## Exercise
Go through the entries below and copy each line containing the word "Country".
╭─ Data for the task
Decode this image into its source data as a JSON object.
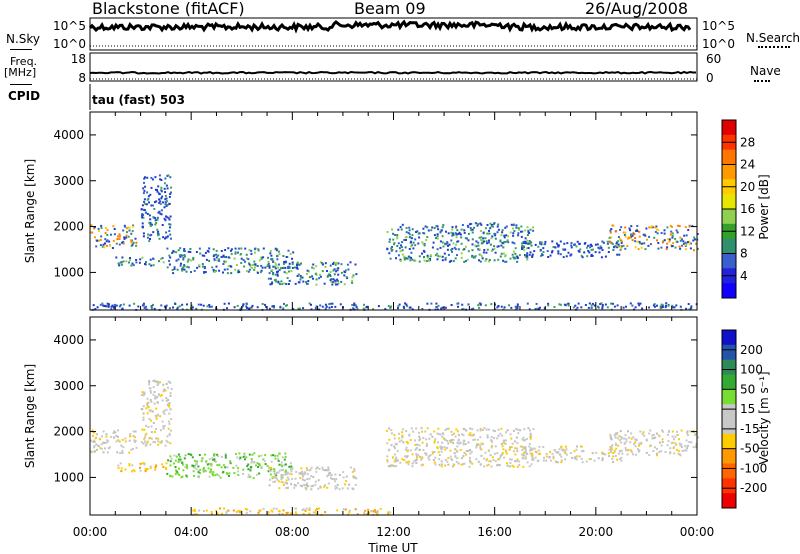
{
  "header": {
    "station": "Blackstone (fitACF)",
    "beam": "Beam 09",
    "date": "26/Aug/2008"
  },
  "strips": {
    "nsky_label": "N.Sky",
    "nsky_ticks": [
      "10^5",
      "10^0"
    ],
    "nsearch_label": "N.Search",
    "nsearch_ticks": [
      "10^5",
      "10^0"
    ],
    "freq_label_1": "Freq.",
    "freq_label_2": "[MHz]",
    "freq_ticks": [
      "18",
      "8"
    ],
    "nave_label": "Nave",
    "nave_ticks": [
      "60",
      "0"
    ],
    "cpid_label": "CPID",
    "cpid_value": "tau (fast) 503"
  },
  "chart_data": [
    {
      "type": "heatmap",
      "title": "",
      "ylabel": "Slant Range [km]",
      "yticks": [
        "4000",
        "3000",
        "2000",
        "1000"
      ],
      "ylim": [
        180,
        4500
      ],
      "xlim_hours": [
        0,
        24
      ],
      "colorbar_label": "Power [dB]",
      "colorbar_ticks": [
        "28",
        "24",
        "20",
        "16",
        "12",
        "8",
        "4"
      ],
      "colorbar_colors": [
        "#e00000",
        "#ff3300",
        "#ff7700",
        "#ff9900",
        "#ffcc00",
        "#e6e600",
        "#8fd14f",
        "#33a02c",
        "#2f8f6f",
        "#3a5fcd",
        "#2222dd",
        "#1100ff"
      ],
      "echo_regions": [
        {
          "t_start": 0.0,
          "t_end": 1.8,
          "r_min": 1550,
          "r_max": 2050,
          "level": "high"
        },
        {
          "t_start": 1.0,
          "t_end": 3.0,
          "r_min": 1150,
          "r_max": 1350,
          "level": "medium"
        },
        {
          "t_start": 2.0,
          "t_end": 3.2,
          "r_min": 1700,
          "r_max": 3150,
          "level": "low"
        },
        {
          "t_start": 3.0,
          "t_end": 8.0,
          "r_min": 1000,
          "r_max": 1550,
          "level": "medium"
        },
        {
          "t_start": 7.0,
          "t_end": 10.5,
          "r_min": 750,
          "r_max": 1250,
          "level": "medium"
        },
        {
          "t_start": 11.7,
          "t_end": 17.5,
          "r_min": 1250,
          "r_max": 2100,
          "level": "medium"
        },
        {
          "t_start": 17.0,
          "t_end": 21.0,
          "r_min": 1350,
          "r_max": 1700,
          "level": "low"
        },
        {
          "t_start": 20.5,
          "t_end": 24.0,
          "r_min": 1500,
          "r_max": 2050,
          "level": "high"
        },
        {
          "t_start": 0.0,
          "t_end": 24.0,
          "r_min": 200,
          "r_max": 350,
          "level": "low"
        }
      ]
    },
    {
      "type": "heatmap",
      "title": "",
      "ylabel": "Slant Range [km]",
      "yticks": [
        "4000",
        "3000",
        "2000",
        "1000"
      ],
      "ylim": [
        180,
        4500
      ],
      "xlim_hours": [
        0,
        24
      ],
      "colorbar_label": "Velocity [m s⁻¹]",
      "colorbar_ticks": [
        "200",
        "100",
        "50",
        "15",
        "-15",
        "-50",
        "-100",
        "-200"
      ],
      "colorbar_colors": [
        "#1111cc",
        "#2255aa",
        "#2e8b57",
        "#33aa33",
        "#77dd33",
        "#c8c8c8",
        "#c8c8c8",
        "#ffcc00",
        "#ff9900",
        "#ff6600",
        "#ff3300",
        "#ee0000"
      ],
      "echo_regions": [
        {
          "t_start": 0.0,
          "t_end": 1.8,
          "r_min": 1550,
          "r_max": 2050,
          "level": "ground"
        },
        {
          "t_start": 1.0,
          "t_end": 3.0,
          "r_min": 1150,
          "r_max": 1350,
          "level": "negative"
        },
        {
          "t_start": 2.0,
          "t_end": 3.2,
          "r_min": 1700,
          "r_max": 3150,
          "level": "ground"
        },
        {
          "t_start": 3.0,
          "t_end": 8.0,
          "r_min": 1000,
          "r_max": 1550,
          "level": "positive"
        },
        {
          "t_start": 7.0,
          "t_end": 10.5,
          "r_min": 750,
          "r_max": 1250,
          "level": "ground"
        },
        {
          "t_start": 11.7,
          "t_end": 17.5,
          "r_min": 1250,
          "r_max": 2100,
          "level": "ground"
        },
        {
          "t_start": 17.0,
          "t_end": 21.0,
          "r_min": 1350,
          "r_max": 1700,
          "level": "ground"
        },
        {
          "t_start": 20.5,
          "t_end": 24.0,
          "r_min": 1500,
          "r_max": 2050,
          "level": "ground"
        },
        {
          "t_start": 4.0,
          "t_end": 12.0,
          "r_min": 200,
          "r_max": 350,
          "level": "negative"
        }
      ]
    }
  ],
  "x_axis": {
    "ticks": [
      "00:00",
      "04:00",
      "08:00",
      "12:00",
      "16:00",
      "20:00",
      "00:00"
    ],
    "label": "Time UT"
  }
}
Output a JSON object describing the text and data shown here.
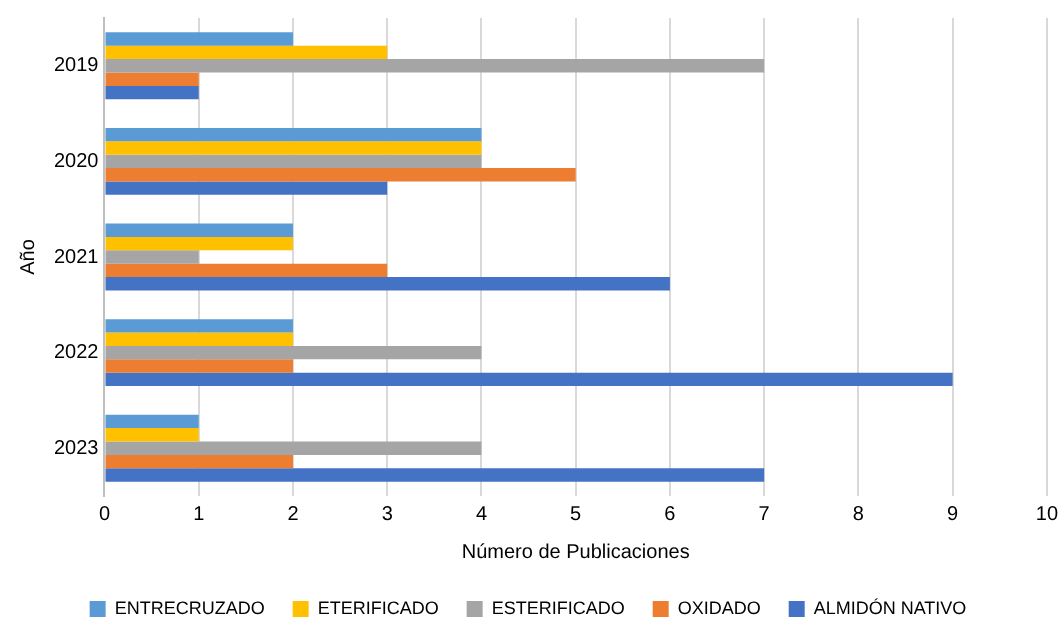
{
  "chart_data": {
    "type": "bar",
    "orientation": "horizontal",
    "xlabel": "Número de Publicaciones",
    "ylabel": "Año",
    "categories": [
      "2019",
      "2020",
      "2021",
      "2022",
      "2023"
    ],
    "series": [
      {
        "name": "ENTRECRUZADO",
        "color": "#5b9bd5",
        "values": [
          2,
          4,
          2,
          2,
          1
        ]
      },
      {
        "name": "ETERIFICADO",
        "color": "#ffc000",
        "values": [
          3,
          4,
          2,
          2,
          1
        ]
      },
      {
        "name": "ESTERIFICADO",
        "color": "#a5a5a5",
        "values": [
          7,
          4,
          1,
          4,
          4
        ]
      },
      {
        "name": "OXIDADO",
        "color": "#ed7d31",
        "values": [
          1,
          5,
          3,
          2,
          2
        ]
      },
      {
        "name": "ALMIDÓN NATIVO",
        "color": "#4472c4",
        "values": [
          1,
          3,
          6,
          9,
          7
        ]
      }
    ],
    "xlim": [
      0,
      10
    ],
    "xticks": [
      0,
      1,
      2,
      3,
      4,
      5,
      6,
      7,
      8,
      9,
      10
    ],
    "grid": "x",
    "legend": "bottom"
  }
}
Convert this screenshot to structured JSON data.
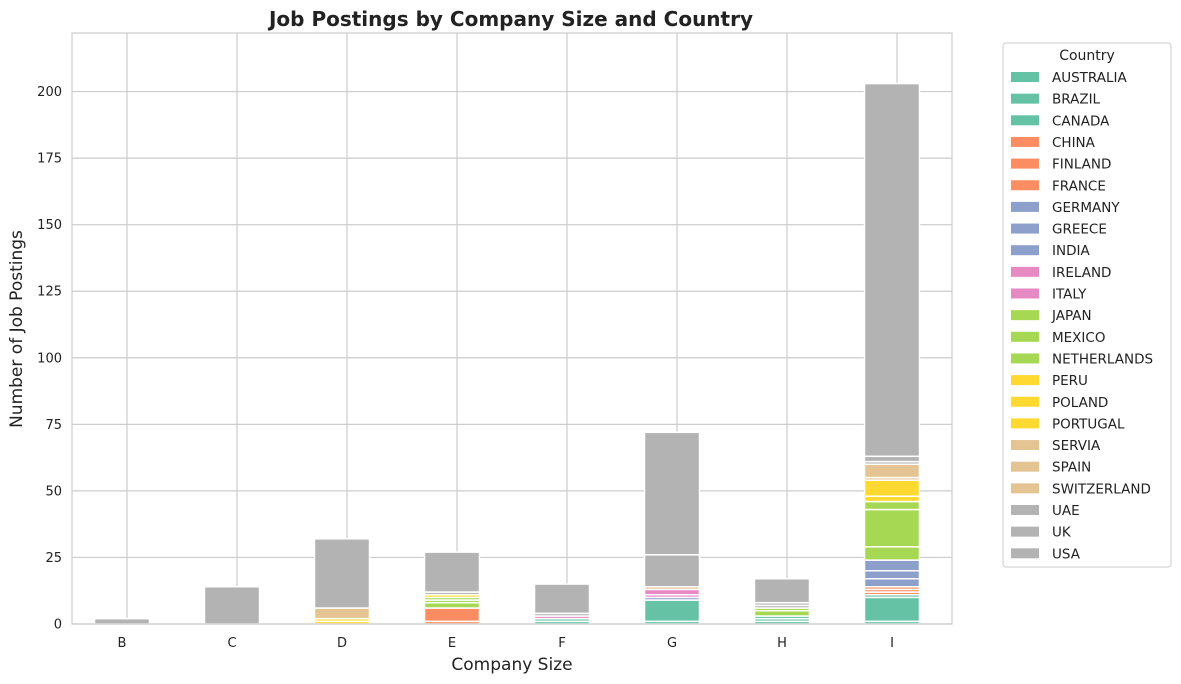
{
  "chart_data": {
    "type": "bar",
    "stacked": true,
    "title": "Job Postings by Company Size and Country",
    "xlabel": "Company Size",
    "ylabel": "Number of Job Postings",
    "ylim": [
      0,
      222
    ],
    "yticks": [
      0,
      25,
      50,
      75,
      100,
      125,
      150,
      175,
      200
    ],
    "grid": true,
    "categories": [
      "B",
      "C",
      "D",
      "E",
      "F",
      "G",
      "H",
      "I"
    ],
    "legend": {
      "title": "Country",
      "placement": "outside right"
    },
    "series": [
      {
        "name": "AUSTRALIA",
        "color": "#66c2a5",
        "values": [
          0,
          0,
          0,
          0,
          1,
          1,
          1,
          1
        ]
      },
      {
        "name": "BRAZIL",
        "color": "#66c2a5",
        "values": [
          0,
          0,
          0,
          0,
          1,
          8,
          1,
          9
        ]
      },
      {
        "name": "CANADA",
        "color": "#66c2a5",
        "values": [
          0,
          0,
          0,
          0,
          0,
          0,
          1,
          1
        ]
      },
      {
        "name": "CHINA",
        "color": "#fc8d62",
        "values": [
          0,
          0,
          0,
          1,
          0,
          0,
          0,
          1
        ]
      },
      {
        "name": "FINLAND",
        "color": "#fc8d62",
        "values": [
          0,
          0,
          0,
          5,
          0,
          0,
          0,
          1
        ]
      },
      {
        "name": "FRANCE",
        "color": "#fc8d62",
        "values": [
          0,
          0,
          0,
          0,
          0,
          0,
          0,
          1
        ]
      },
      {
        "name": "GERMANY",
        "color": "#8da0cb",
        "values": [
          0,
          0,
          0,
          0,
          0,
          0,
          0,
          3
        ]
      },
      {
        "name": "GREECE",
        "color": "#8da0cb",
        "values": [
          0,
          0,
          0,
          0,
          0,
          1,
          0,
          3
        ]
      },
      {
        "name": "INDIA",
        "color": "#8da0cb",
        "values": [
          0,
          0,
          0,
          0,
          0,
          0,
          0,
          4
        ]
      },
      {
        "name": "IRELAND",
        "color": "#e78ac3",
        "values": [
          0,
          0,
          0,
          0,
          1,
          1,
          0,
          0
        ]
      },
      {
        "name": "ITALY",
        "color": "#e78ac3",
        "values": [
          0,
          0,
          0,
          0,
          0,
          2,
          0,
          0
        ]
      },
      {
        "name": "JAPAN",
        "color": "#a6d854",
        "values": [
          0,
          0,
          0,
          2,
          0,
          0,
          2,
          5
        ]
      },
      {
        "name": "MEXICO",
        "color": "#a6d854",
        "values": [
          0,
          0,
          0,
          1,
          0,
          0,
          0,
          14
        ]
      },
      {
        "name": "NETHERLANDS",
        "color": "#a6d854",
        "values": [
          0,
          0,
          0,
          1,
          0,
          0,
          1,
          3
        ]
      },
      {
        "name": "PERU",
        "color": "#ffd92f",
        "values": [
          0,
          0,
          1,
          0,
          0,
          0,
          0,
          2
        ]
      },
      {
        "name": "POLAND",
        "color": "#ffd92f",
        "values": [
          0,
          0,
          0,
          1,
          0,
          0,
          0,
          0
        ]
      },
      {
        "name": "PORTUGAL",
        "color": "#ffd92f",
        "values": [
          0,
          0,
          1,
          0,
          0,
          0,
          0,
          6
        ]
      },
      {
        "name": "SERVIA",
        "color": "#e5c494",
        "values": [
          0,
          0,
          0,
          0,
          0,
          0,
          0,
          1
        ]
      },
      {
        "name": "SPAIN",
        "color": "#e5c494",
        "values": [
          0,
          0,
          4,
          0,
          0,
          1,
          0,
          5
        ]
      },
      {
        "name": "SWITZERLAND",
        "color": "#e5c494",
        "values": [
          0,
          0,
          0,
          0,
          0,
          0,
          0,
          0
        ]
      },
      {
        "name": "UAE",
        "color": "#b3b3b3",
        "values": [
          0,
          0,
          0,
          1,
          0,
          0,
          1,
          1
        ]
      },
      {
        "name": "UK",
        "color": "#b3b3b3",
        "values": [
          0,
          0,
          0,
          0,
          1,
          12,
          1,
          2
        ]
      },
      {
        "name": "USA",
        "color": "#b3b3b3",
        "values": [
          2,
          14,
          26,
          15,
          11,
          46,
          9,
          140
        ]
      }
    ]
  }
}
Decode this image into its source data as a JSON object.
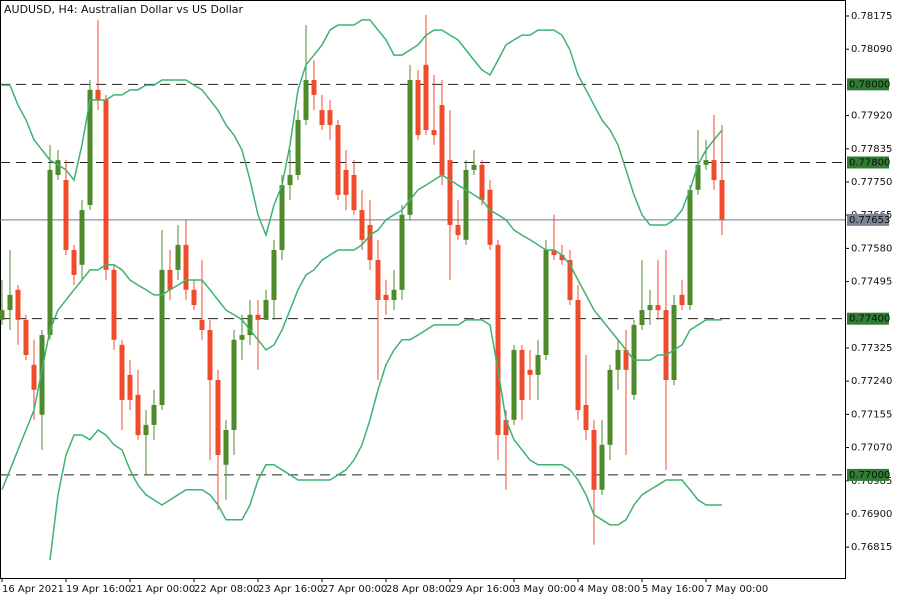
╰─
## Answer to the task
    "title": "Job Postings by Company Size and Country",
      "title": "Country",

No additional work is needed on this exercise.